- _Page element annotations_
■ ■ ■ ■ ■

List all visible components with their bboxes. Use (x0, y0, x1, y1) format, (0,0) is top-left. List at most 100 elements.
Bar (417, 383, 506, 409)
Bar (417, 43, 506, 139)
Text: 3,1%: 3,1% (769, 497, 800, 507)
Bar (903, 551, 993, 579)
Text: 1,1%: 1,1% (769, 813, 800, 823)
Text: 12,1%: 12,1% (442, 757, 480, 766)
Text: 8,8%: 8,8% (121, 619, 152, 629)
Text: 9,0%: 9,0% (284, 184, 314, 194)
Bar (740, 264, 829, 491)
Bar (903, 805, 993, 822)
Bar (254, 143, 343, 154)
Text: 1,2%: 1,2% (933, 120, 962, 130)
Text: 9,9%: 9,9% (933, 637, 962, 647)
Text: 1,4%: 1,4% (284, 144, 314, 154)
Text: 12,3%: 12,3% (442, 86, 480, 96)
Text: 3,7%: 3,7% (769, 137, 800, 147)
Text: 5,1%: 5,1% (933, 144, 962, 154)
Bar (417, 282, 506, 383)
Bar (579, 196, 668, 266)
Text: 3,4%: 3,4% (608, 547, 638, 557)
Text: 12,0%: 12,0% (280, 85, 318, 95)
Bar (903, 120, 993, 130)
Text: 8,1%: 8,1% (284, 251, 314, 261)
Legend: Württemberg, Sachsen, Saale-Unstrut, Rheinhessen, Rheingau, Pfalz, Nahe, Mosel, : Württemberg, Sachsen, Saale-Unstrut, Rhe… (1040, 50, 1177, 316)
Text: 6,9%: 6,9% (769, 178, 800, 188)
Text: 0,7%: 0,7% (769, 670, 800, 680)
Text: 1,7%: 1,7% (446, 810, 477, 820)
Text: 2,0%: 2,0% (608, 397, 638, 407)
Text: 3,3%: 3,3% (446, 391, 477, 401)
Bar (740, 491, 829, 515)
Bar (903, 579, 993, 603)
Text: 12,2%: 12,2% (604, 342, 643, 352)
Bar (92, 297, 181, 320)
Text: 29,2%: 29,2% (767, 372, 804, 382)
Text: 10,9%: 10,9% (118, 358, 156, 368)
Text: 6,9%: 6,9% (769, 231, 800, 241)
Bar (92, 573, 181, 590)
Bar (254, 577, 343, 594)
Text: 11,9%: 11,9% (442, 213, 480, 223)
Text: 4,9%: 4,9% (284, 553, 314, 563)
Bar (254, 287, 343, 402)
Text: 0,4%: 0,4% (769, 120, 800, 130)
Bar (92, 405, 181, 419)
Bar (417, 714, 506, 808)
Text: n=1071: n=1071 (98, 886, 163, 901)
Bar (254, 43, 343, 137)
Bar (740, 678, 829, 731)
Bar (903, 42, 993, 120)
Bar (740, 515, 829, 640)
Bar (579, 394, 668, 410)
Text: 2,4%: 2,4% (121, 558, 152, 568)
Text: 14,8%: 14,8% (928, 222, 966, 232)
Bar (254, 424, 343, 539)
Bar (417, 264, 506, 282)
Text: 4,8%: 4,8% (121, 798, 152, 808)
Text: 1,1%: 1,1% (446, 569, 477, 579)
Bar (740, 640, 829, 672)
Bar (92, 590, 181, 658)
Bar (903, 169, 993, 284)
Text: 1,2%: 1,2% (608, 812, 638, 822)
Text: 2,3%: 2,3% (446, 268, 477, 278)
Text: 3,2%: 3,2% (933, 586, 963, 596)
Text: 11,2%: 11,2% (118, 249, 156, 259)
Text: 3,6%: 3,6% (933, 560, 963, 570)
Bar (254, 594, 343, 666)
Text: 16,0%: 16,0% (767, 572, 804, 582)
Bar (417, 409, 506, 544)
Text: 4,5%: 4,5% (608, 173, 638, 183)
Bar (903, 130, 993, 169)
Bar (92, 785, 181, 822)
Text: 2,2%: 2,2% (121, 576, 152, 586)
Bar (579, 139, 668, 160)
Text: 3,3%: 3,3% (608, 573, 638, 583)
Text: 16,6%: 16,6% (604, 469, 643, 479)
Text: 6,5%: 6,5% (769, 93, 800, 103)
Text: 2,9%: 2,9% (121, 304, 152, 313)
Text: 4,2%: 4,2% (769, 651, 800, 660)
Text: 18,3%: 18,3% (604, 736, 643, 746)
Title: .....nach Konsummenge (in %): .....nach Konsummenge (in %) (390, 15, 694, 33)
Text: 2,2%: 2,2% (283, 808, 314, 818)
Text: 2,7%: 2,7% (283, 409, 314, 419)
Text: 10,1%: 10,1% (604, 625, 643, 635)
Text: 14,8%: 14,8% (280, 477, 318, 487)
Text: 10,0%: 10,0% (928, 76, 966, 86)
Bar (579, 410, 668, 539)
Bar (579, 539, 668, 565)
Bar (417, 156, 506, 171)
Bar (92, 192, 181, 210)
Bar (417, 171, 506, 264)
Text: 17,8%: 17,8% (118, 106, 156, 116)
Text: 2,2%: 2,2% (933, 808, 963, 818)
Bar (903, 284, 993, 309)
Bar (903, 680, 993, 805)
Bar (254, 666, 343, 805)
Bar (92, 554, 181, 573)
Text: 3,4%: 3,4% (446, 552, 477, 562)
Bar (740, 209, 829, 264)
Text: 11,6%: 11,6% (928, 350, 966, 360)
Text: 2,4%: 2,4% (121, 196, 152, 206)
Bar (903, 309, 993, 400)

■ ■ ■ ■ ■

- _What you have to do_
Please copy out the items again word for word, starting at the first line of the items and stopping after the line that contains "Bar (417, 282, 506, 383)".

- _Output of the exercise_
List all visible components with their bboxes. Use (x0, y0, x1, y1) format, (0,0) is top-left. List at most 100 elements.
Bar (417, 383, 506, 409)
Bar (417, 43, 506, 139)
Text: 3,1%: 3,1% (769, 497, 800, 507)
Bar (903, 551, 993, 579)
Text: 1,1%: 1,1% (769, 813, 800, 823)
Text: 12,1%: 12,1% (442, 757, 480, 766)
Text: 8,8%: 8,8% (121, 619, 152, 629)
Text: 9,0%: 9,0% (284, 184, 314, 194)
Bar (740, 264, 829, 491)
Bar (903, 805, 993, 822)
Bar (254, 143, 343, 154)
Text: 1,2%: 1,2% (933, 120, 962, 130)
Text: 9,9%: 9,9% (933, 637, 962, 647)
Text: 1,4%: 1,4% (284, 144, 314, 154)
Text: 12,3%: 12,3% (442, 86, 480, 96)
Text: 3,7%: 3,7% (769, 137, 800, 147)
Text: 5,1%: 5,1% (933, 144, 962, 154)
Bar (417, 282, 506, 383)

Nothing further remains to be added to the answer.